Task requirements >> For each line that holds "Berufsgruppe", copy the line out.

Material for this exercise >>
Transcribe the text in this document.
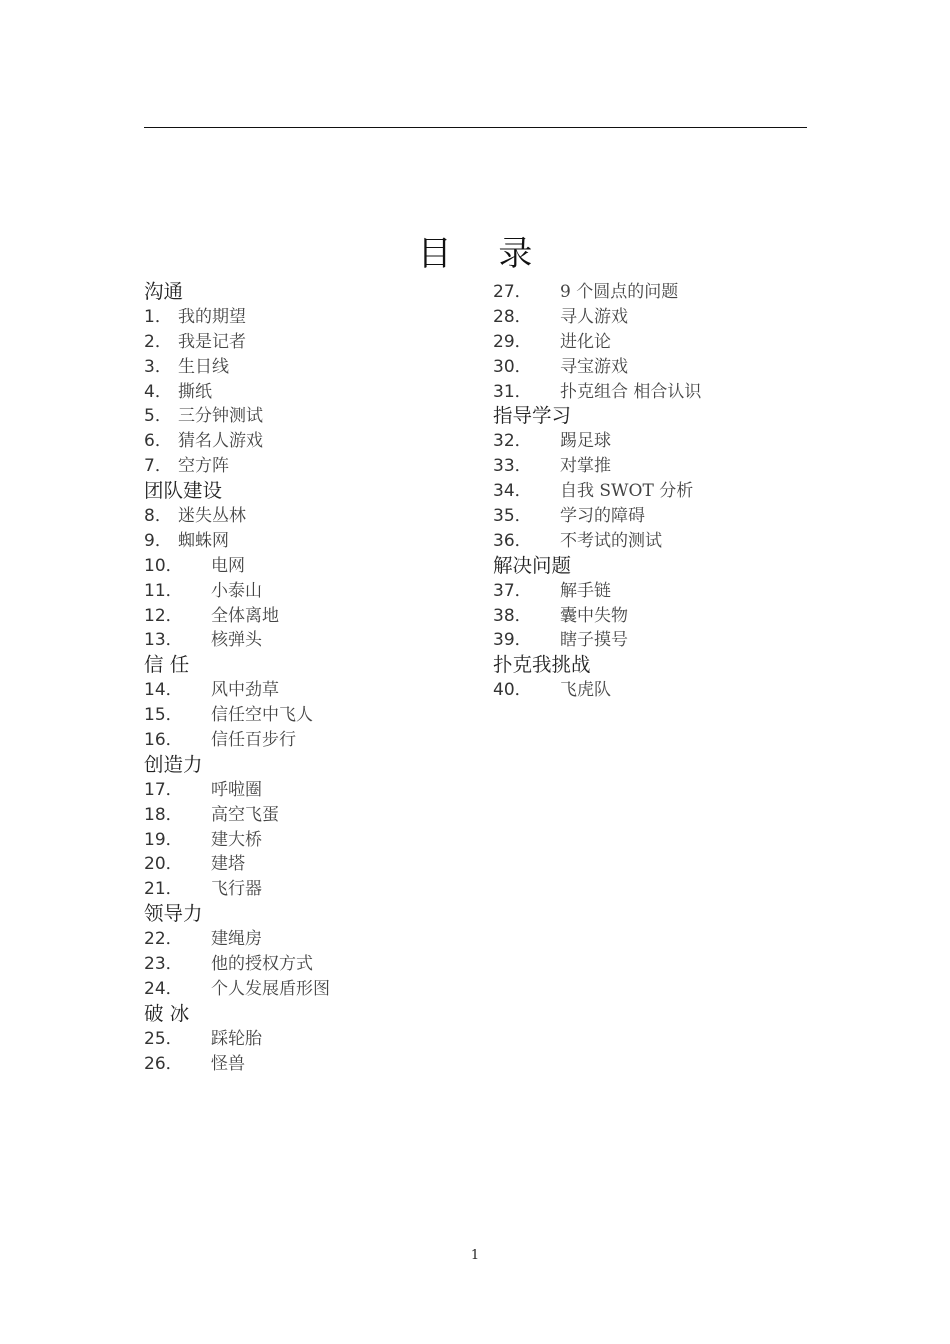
目 录
沟通
1． 我的期望
2． 我是记者
3． 生日线
4． 撕纸
5． 三分钟测试
6． 猜名人游戏
7． 空方阵
团队建设
8． 迷失丛林
9． 蜘蛛网
10． 电网
11． 小泰山
12． 全体离地
13． 核弹头
信 任
14． 风中劲草
15． 信任空中飞人
16． 信任百步行
创造力
17． 呼啦圈
18． 高空飞蛋
19． 建大桥
20． 建塔
21． 飞行器
领导力
22． 建绳房
23． 他的授权方式
24． 个人发展盾形图
破 冰
25． 踩轮胎
26． 怪兽
27． 9 个圆点的问题
28． 寻人游戏
29． 进化论
30． 寻宝游戏
31． 扑克组合 相合认识
指导学习
32． 踢足球
33． 对掌推
34． 自我 SWOT 分析
35． 学习的障碍
36． 不考试的测试
解决问题
37． 解手链
38． 囊中失物
39． 瞎子摸号
扑克我挑战
40． 飞虎队
1
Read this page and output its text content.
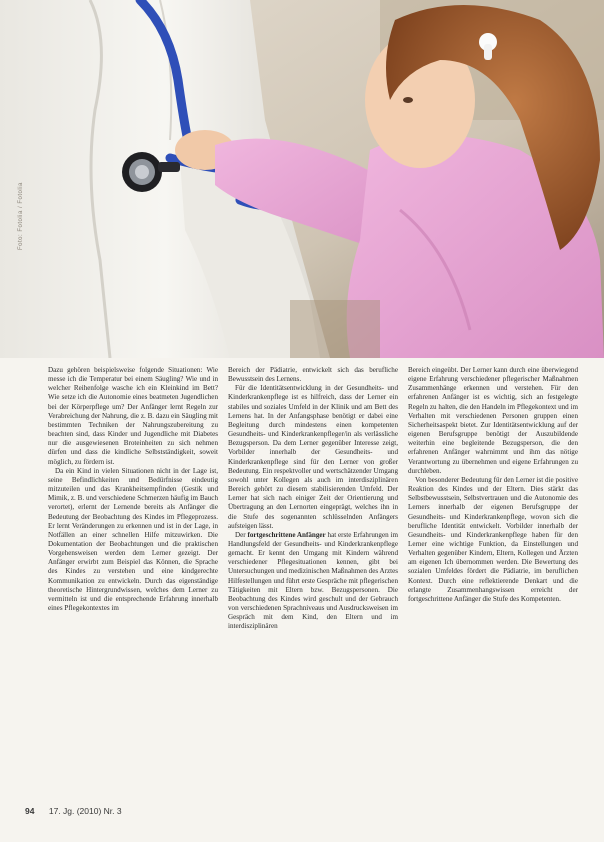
Foto: Fotolia / Fotolia

Dazu gehören beispielsweise folgende Situationen: Wie messe ich die Temperatur bei einem Säugling? Wie und in welcher Reihenfolge wasche ich ein Kleinkind im Bett? Wie setze ich die Autonomie eines beatmeten Jugendlichen bei der Körperpflege um? Der Anfänger lernt Regeln zur Verabreichung der Nahrung, die z. B. dazu ein Säugling mit bestimmten Techniken der Nahrungszubereitung zu beachten sind, dass Kinder und Jugendliche mit Diabetes nur die ausgewiesenen Broteinheiten zu sich nehmen dürfen und dass die kindliche Selbstständigkeit, soweit möglich, zu fördern ist.

Da ein Kind in vielen Situationen nicht in der Lage ist, seine Befindlichkeiten und Bedürfnisse eindeutig mitzuteilen und das Krankheitsempfinden (Gestik und Mimik, z. B. und verschiedene Schmerzen häufig im Bauch verortet), erlernt der Lernende bereits als Anfänger die Bedeutung der Beobachtung des Kindes im Pflegeprozess. Er lernt Veränderungen zu erkennen und ist in der Lage, in Notfällen an einer schnellen Hilfe mitzuwirken. Die Dokumentation der Beobachtungen und die praktischen Vorgehensweisen werden dem Lerner gezeigt. Der Anfänger erwirbt zum Beispiel das Können, die Sprache des Kindes zu verstehen und eine kindgerechte Kommunikation zu entwickeln. Durch das eigenständige theoretische Hintergrundwissen, welches dem Lerner zu vermitteln ist und die entsprechende Erfahrung innerhalb eines Pflegekontextes im

Bereich der Pädiatrie, entwickelt sich das berufliche Bewusstsein des Lernens.

Für die Identitätsentwicklung in der Gesundheits- und Kinderkrankenpflege ist es hilfreich, dass der Lerner ein stabiles und soziales Umfeld in der Klinik und am Bett des Lernens hat. In der Anfangsphase benötigt er dabei eine Begleitung durch mindestens einen kompetenten Gesundheits- und Kinderkrankenpfleger/in als verlässliche Bezugsperson. Da dem Lerner gegenüber Interesse zeigt, Vorbilder innerhalb der Gesundheits- und Kinderkrankenpflege sind für den Lerner von großer Bedeutung. Ein respektvoller und wertschätzender Umgang sowohl unter Kollegen als auch im interdisziplinären Bereich gehört zu diesem stabilisierenden Umfeld. Der Lerner hat sich nach einiger Zeit der Orientierung und Übertragung an den Lernorten eingeprägt, welches ihn in die Stufe des sogenannten schlüsselnden Anfängers aufsteigen lässt.

Der fortgeschrittene Anfänger hat erste Erfahrungen im Handlungsfeld der Gesundheits- und Kinderkrankenpflege gemacht. Er kennt den Umgang mit Kindern während verschiedener Pflegesituationen kennen, gibt bei Untersuchungen und medizinischen Maßnahmen des Arztes Hilfestellungen und führt erste Gespräche mit pflegerischen Tätigkeiten mit Eltern bzw. Bezugspersonen. Die Beobachtung des Kindes wird geschult und der Gebrauch von verschiedenen Sprachniveaus und Ausdrucksweisen im Gespräch mit dem Kind, den Eltern und im interdisziplinären

Bereich eingeübt. Der Lerner kann durch eine überwiegend eigene Erfahrung verschiedener pflegerischer Maßnahmen Zusammenhänge erkennen und verstehen. Für den erfahrenen Anfänger ist es wichtig, sich an festgelegte Regeln zu halten, die den Handeln im Pflegekontext und im Verhalten mit verschiedenen Personen gruppen einen Sicherheitsaspekt bietet. Zur Identitätsentwicklung auf der eigenen Berufsgruppe benötigt der Auszubildende weiterhin eine begleitende Bezugsperson, die den erfahrenen Anfänger wahrnimmt und ihm das nötige Verantwortung zu übernehmen und eigene Erfahrungen zu durchleben.

Von besonderer Bedeutung für den Lerner ist die positive Reaktion des Kindes und der Eltern. Dies stärkt das Selbstbewusstsein, Selbstvertrauen und die Autonomie des Lerners innerhalb der eigenen Berufsgruppe der Gesundheits- und Kinderkrankenpflege, wovon sich die berufliche Identität entwickelt. Vorbilder innerhalb der Gesundheits- und Kinderkrankenpflege haben für den Lerner eine wichtige Funktion, da Einstellungen und Verhalten gegenüber Kindern, Eltern, Kollegen und Ärzten am eigenen Ich übernommen werden. Die Bewertung des sozialen Umfeldes fördert die Pädiatrie, im beruflichen Kontext. Durch eine reflektierende Denkart und die erlangte Zusammenhangswissen erreicht der fortgeschrittene Anfänger die Stufe des Kompetenten.

94 17. Jg. (2010) Nr. 3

Problem solution >>
Bereich eingeübt. Der Lerner kann durch eine überwiegend eigene Erfahrung verschiedener pflegerischer Maßnahmen Zusammenhänge erkennen und verstehen. Für den erfahrenen Anfänger ist es wichtig, sich an festgelegte Regeln zu halten, die den Handeln im Pflegekontext und im Verhalten mit verschiedenen Personen gruppen einen Sicherheitsaspekt bietet. Zur Identitätsentwicklung auf der eigenen Berufsgruppe benötigt der Auszubildende weiterhin eine begleitende Bezugsperson, die den erfahrenen Anfänger wahrnimmt und ihm das nötige Verantwortung zu übernehmen und eigene Erfahrungen zu durchleben.
Von besonderer Bedeutung für den Lerner ist die positive Reaktion des Kindes und der Eltern. Dies stärkt das Selbstbewusstsein, Selbstvertrauen und die Autonomie des Lerners innerhalb der eigenen Berufsgruppe der Gesundheits- und Kinderkrankenpflege, wovon sich die berufliche Identität entwickelt. Vorbilder innerhalb der Gesundheits- und Kinderkrankenpflege haben für den Lerner eine wichtige Funktion, da Einstellungen und Verhalten gegenüber Kindern, Eltern, Kollegen und Ärzten am eigenen Ich übernommen werden. Die Bewertung des sozialen Umfeldes fördert die Pädiatrie, im beruflichen Kontext. Durch eine reflektierende Denkart und die erlangte Zusammenhangswissen erreicht der fortgeschrittene Anfänger die Stufe des Kompetenten.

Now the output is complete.